━━━━━ Data for processing

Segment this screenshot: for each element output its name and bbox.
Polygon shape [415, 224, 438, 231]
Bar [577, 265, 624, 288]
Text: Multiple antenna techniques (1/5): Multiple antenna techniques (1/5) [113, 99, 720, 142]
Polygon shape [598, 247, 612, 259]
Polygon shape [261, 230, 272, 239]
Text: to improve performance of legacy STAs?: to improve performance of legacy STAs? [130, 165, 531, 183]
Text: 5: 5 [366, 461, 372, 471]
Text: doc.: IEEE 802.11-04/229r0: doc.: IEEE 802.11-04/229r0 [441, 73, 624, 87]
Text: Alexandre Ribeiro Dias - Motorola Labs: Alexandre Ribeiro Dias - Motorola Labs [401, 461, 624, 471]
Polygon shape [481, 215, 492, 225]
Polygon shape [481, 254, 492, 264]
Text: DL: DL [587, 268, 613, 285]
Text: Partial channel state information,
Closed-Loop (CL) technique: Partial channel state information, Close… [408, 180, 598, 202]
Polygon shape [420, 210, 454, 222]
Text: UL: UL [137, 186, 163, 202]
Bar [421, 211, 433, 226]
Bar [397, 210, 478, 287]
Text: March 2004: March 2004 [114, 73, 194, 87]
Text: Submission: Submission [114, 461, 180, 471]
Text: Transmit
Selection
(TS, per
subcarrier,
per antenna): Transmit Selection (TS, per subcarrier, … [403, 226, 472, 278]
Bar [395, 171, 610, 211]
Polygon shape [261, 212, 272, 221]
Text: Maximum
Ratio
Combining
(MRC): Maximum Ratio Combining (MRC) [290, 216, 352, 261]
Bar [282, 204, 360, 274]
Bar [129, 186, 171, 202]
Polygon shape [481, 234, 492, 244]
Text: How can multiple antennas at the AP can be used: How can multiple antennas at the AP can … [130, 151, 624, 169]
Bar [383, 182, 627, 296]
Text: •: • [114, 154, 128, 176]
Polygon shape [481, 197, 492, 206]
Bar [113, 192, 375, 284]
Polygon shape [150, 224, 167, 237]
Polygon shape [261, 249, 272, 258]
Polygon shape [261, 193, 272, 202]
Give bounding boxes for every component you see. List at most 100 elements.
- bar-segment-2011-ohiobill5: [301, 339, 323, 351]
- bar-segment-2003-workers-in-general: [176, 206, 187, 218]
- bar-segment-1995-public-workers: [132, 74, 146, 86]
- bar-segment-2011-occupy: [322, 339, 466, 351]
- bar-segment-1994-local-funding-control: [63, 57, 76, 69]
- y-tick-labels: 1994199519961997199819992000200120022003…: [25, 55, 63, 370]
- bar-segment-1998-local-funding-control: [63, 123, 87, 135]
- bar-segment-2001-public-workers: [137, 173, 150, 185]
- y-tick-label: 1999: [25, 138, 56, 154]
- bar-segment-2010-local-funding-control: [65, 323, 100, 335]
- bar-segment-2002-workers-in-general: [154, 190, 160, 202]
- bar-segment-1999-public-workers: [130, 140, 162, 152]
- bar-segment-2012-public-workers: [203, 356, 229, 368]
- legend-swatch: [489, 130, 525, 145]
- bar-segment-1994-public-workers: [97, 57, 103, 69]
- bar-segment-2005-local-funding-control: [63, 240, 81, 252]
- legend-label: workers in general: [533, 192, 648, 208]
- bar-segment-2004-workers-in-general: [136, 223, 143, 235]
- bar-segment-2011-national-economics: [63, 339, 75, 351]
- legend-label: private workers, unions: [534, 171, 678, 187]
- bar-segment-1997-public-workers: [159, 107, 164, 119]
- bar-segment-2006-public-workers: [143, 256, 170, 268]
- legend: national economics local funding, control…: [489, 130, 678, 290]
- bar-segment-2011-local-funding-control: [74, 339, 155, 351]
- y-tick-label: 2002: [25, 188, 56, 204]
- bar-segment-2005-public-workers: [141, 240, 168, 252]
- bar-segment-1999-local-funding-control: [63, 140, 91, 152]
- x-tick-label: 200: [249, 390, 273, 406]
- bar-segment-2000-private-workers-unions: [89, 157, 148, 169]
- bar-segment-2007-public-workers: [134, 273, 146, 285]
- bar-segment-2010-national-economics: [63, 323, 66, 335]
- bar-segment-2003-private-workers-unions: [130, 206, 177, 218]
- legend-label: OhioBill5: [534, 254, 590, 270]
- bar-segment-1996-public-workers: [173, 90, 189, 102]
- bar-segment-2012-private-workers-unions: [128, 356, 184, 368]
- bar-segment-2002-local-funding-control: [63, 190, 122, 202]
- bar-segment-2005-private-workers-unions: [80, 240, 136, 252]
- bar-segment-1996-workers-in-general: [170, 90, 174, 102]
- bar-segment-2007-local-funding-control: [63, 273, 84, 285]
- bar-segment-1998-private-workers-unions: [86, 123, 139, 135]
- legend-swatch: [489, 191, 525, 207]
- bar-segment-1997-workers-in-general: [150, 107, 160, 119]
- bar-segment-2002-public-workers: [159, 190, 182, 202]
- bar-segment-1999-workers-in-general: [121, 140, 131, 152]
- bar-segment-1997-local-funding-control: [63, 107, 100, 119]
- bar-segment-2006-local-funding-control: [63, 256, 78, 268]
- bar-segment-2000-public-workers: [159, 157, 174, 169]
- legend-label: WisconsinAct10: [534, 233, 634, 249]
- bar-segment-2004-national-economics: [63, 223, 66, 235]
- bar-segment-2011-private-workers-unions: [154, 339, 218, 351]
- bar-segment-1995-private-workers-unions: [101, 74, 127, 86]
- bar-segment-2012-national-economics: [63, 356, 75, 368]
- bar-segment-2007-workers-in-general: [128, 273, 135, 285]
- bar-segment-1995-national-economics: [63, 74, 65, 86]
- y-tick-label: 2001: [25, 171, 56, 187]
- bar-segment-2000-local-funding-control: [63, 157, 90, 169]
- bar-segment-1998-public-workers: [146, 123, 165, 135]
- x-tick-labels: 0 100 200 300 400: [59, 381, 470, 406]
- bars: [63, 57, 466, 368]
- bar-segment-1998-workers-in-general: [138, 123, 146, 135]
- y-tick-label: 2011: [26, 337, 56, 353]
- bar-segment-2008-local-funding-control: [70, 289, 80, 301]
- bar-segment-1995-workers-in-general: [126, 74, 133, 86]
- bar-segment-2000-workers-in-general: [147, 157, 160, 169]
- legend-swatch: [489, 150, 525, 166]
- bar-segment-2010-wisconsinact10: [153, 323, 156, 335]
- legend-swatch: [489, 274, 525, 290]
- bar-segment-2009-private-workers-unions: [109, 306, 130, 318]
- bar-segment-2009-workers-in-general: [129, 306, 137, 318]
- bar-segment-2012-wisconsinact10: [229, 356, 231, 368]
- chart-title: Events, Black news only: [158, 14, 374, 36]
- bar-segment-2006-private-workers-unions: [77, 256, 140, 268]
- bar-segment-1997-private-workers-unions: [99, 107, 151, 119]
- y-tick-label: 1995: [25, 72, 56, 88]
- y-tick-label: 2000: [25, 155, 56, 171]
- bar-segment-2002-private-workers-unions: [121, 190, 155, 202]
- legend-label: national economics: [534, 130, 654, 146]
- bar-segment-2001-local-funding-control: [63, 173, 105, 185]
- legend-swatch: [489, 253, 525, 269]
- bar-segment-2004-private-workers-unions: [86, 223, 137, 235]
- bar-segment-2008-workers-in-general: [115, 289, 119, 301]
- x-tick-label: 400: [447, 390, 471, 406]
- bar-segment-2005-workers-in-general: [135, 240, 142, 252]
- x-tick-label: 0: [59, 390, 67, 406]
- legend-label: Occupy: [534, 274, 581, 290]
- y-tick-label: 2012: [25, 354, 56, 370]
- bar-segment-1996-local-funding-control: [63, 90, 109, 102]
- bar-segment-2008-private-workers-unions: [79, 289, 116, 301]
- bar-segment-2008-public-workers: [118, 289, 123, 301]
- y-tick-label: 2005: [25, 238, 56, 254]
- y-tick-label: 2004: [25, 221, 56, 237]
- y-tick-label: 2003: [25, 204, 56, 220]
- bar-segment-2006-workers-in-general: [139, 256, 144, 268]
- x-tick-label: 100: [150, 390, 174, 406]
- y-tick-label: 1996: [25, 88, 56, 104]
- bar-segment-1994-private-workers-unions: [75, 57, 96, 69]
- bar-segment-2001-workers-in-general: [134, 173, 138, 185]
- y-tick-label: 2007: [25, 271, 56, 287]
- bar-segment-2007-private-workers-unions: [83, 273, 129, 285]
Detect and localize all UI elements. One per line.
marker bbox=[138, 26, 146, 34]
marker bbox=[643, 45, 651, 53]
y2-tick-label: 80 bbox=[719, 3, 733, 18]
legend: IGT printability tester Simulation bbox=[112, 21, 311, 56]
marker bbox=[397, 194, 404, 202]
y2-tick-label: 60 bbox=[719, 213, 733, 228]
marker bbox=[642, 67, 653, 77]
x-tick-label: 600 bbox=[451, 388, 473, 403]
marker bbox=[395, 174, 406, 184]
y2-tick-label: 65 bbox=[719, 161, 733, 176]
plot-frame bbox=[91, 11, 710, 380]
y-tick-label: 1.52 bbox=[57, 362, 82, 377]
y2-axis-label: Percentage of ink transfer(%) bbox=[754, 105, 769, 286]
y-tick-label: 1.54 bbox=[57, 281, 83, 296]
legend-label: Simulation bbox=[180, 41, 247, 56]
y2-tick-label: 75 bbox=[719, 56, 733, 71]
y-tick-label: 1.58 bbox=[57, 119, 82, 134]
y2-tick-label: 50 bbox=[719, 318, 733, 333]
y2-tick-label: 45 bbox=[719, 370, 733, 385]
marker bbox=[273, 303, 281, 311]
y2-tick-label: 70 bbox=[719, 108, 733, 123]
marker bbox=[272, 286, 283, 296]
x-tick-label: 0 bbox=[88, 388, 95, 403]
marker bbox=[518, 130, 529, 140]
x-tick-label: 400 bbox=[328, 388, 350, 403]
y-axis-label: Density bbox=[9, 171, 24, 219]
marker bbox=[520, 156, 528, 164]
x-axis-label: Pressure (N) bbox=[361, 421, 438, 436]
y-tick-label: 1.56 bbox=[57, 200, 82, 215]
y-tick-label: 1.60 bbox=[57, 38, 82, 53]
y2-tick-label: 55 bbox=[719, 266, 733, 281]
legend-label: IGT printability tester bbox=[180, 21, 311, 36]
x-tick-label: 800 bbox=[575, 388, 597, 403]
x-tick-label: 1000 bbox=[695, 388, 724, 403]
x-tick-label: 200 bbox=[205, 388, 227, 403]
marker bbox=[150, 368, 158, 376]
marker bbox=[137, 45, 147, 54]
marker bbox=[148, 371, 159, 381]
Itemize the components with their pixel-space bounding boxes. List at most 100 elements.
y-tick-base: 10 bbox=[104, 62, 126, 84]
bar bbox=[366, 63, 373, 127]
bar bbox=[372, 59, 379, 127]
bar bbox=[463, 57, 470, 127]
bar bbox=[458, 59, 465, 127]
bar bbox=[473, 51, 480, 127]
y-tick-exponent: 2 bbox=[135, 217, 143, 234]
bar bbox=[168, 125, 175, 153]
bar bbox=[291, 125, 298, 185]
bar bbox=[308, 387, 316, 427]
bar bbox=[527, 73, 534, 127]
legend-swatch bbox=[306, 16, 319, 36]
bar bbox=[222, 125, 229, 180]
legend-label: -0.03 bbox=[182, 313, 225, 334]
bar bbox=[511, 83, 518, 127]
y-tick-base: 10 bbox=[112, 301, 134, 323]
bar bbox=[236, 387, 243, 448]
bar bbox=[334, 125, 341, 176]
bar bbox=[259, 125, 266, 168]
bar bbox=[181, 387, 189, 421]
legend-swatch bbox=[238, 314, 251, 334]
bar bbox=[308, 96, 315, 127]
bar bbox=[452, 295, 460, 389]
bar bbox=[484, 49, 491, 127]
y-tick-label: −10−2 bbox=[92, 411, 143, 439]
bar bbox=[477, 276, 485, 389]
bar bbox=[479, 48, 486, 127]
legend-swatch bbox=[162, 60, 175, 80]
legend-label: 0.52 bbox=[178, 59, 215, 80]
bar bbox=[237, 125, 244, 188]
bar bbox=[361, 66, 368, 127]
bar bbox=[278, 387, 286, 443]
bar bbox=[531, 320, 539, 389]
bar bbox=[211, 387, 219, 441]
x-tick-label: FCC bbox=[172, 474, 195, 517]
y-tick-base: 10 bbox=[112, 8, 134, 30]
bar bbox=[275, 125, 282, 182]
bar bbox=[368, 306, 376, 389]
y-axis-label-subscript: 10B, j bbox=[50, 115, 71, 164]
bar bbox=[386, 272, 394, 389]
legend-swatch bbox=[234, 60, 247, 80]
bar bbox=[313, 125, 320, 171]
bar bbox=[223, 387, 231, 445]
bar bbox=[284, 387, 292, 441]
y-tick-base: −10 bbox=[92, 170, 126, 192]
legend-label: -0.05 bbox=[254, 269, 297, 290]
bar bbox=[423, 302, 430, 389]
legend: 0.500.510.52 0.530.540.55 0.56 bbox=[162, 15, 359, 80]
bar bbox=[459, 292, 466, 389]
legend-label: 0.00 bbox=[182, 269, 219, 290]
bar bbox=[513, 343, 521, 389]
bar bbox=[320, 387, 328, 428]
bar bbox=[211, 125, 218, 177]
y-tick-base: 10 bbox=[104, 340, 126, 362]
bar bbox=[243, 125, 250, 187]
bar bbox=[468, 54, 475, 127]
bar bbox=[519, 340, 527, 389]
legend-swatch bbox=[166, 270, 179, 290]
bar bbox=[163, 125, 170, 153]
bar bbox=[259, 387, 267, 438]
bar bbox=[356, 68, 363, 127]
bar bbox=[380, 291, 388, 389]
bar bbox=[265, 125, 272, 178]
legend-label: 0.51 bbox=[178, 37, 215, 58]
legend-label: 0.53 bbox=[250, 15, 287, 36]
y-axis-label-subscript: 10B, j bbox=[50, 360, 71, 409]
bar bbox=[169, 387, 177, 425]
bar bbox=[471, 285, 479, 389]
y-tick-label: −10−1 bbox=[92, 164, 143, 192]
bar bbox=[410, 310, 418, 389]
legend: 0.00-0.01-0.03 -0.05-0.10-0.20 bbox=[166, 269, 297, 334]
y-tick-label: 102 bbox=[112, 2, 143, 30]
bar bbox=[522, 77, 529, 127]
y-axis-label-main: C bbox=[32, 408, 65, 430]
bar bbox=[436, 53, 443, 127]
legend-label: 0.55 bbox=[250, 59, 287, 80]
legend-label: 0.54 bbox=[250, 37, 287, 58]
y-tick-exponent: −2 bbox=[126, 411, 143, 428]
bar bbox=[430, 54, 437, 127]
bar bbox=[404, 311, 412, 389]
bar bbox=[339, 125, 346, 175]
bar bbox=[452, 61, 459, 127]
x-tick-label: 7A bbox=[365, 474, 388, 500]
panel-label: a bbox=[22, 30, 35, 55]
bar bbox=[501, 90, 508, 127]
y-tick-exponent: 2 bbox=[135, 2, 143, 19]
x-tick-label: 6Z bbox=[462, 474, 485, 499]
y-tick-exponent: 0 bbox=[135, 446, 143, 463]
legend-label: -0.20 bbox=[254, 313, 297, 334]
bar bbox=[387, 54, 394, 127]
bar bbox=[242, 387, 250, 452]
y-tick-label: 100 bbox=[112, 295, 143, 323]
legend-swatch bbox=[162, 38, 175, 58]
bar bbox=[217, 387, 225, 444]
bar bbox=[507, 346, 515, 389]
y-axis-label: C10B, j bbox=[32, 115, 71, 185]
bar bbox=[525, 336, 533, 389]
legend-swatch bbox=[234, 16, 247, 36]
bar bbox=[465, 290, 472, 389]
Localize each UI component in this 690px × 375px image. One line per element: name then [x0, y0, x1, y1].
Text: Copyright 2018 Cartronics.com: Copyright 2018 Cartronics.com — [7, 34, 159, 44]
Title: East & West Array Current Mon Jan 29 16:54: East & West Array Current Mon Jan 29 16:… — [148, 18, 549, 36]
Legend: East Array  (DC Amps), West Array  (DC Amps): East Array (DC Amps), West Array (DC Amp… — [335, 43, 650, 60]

━━━━━━━━━━

## Problem to work on
Rewrite the rows from the first one through the line containing "Polygon shape [261, 230, 272, 239]", changing "Polygon shape" to "Polygon outline" and keeping everything else the same.

## Final result
Segment this screenshot: for each element output its name and bbox.
Polygon outline [415, 224, 438, 231]
Bar [577, 265, 624, 288]
Text: Multiple antenna techniques (1/5): Multiple antenna techniques (1/5) [113, 99, 720, 142]
Polygon outline [598, 247, 612, 259]
Polygon outline [261, 230, 272, 239]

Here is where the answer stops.